◆ Given request:
Copy out every record below exactly as written, but leave out any pictures.

◆ Record excerpts:
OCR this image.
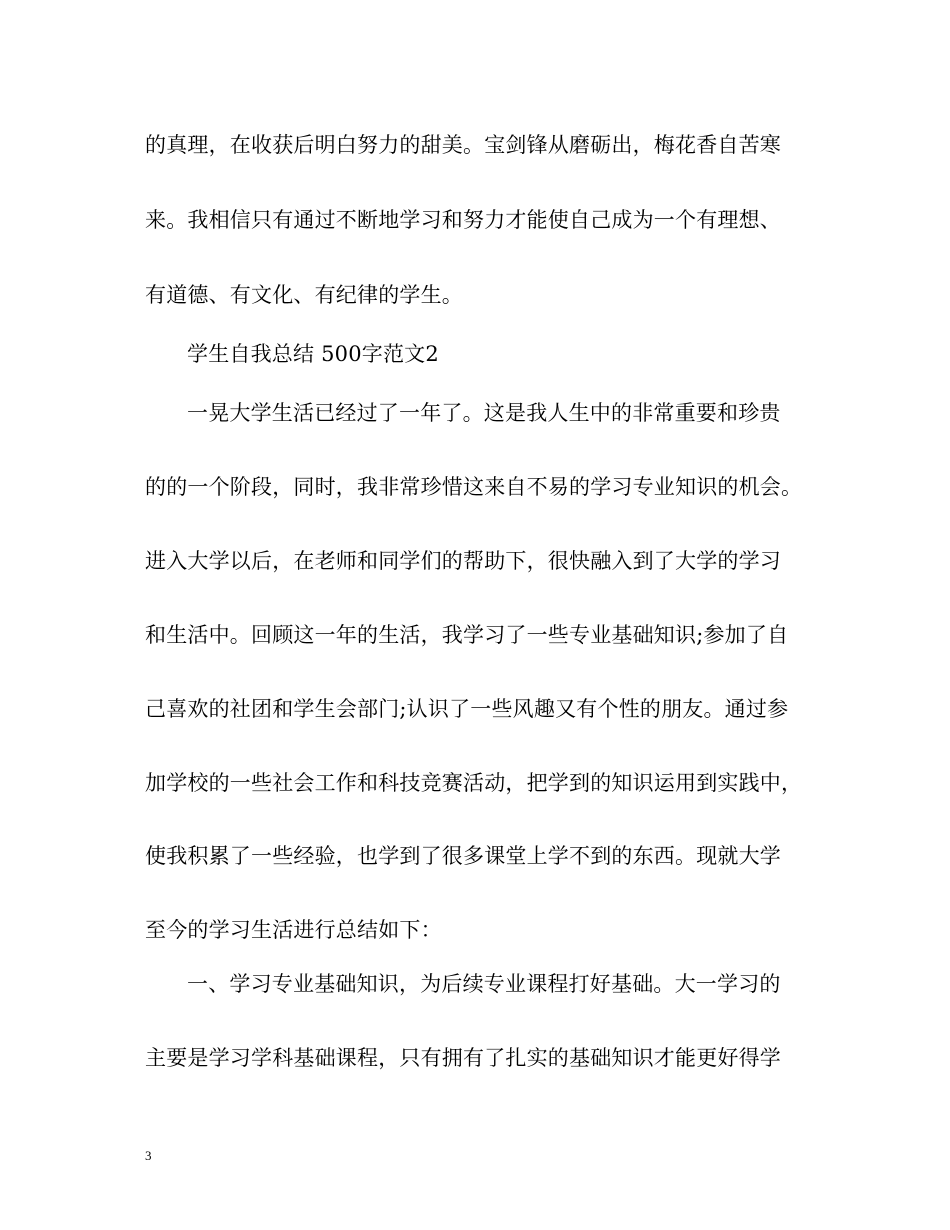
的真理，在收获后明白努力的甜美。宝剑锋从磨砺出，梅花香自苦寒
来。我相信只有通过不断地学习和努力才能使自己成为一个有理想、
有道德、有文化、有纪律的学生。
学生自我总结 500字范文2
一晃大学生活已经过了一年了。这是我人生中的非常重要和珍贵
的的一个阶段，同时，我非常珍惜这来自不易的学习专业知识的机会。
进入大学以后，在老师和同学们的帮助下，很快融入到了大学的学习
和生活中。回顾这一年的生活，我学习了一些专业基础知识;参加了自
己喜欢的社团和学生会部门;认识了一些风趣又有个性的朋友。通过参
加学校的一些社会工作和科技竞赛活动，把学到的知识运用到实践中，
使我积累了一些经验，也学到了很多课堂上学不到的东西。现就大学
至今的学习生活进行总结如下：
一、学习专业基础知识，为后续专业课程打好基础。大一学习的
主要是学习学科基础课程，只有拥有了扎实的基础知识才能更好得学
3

◆ Solution to the problem:
OCR this image.
的真理，在收获后明白努力的甜美。宝剑锋从磨砺出，梅花香自苦寒
来。我相信只有通过不断地学习和努力才能使自己成为一个有理想、
有道德、有文化、有纪律的学生。
学生自我总结 500字范文2
一晃大学生活已经过了一年了。这是我人生中的非常重要和珍贵
的的一个阶段，同时，我非常珍惜这来自不易的学习专业知识的机会。
进入大学以后，在老师和同学们的帮助下，很快融入到了大学的学习
和生活中。回顾这一年的生活，我学习了一些专业基础知识;参加了自
己喜欢的社团和学生会部门;认识了一些风趣又有个性的朋友。通过参
加学校的一些社会工作和科技竞赛活动，把学到的知识运用到实践中，
使我积累了一些经验，也学到了很多课堂上学不到的东西。现就大学
至今的学习生活进行总结如下：
一、学习专业基础知识，为后续专业课程打好基础。大一学习的
主要是学习学科基础课程，只有拥有了扎实的基础知识才能更好得学
3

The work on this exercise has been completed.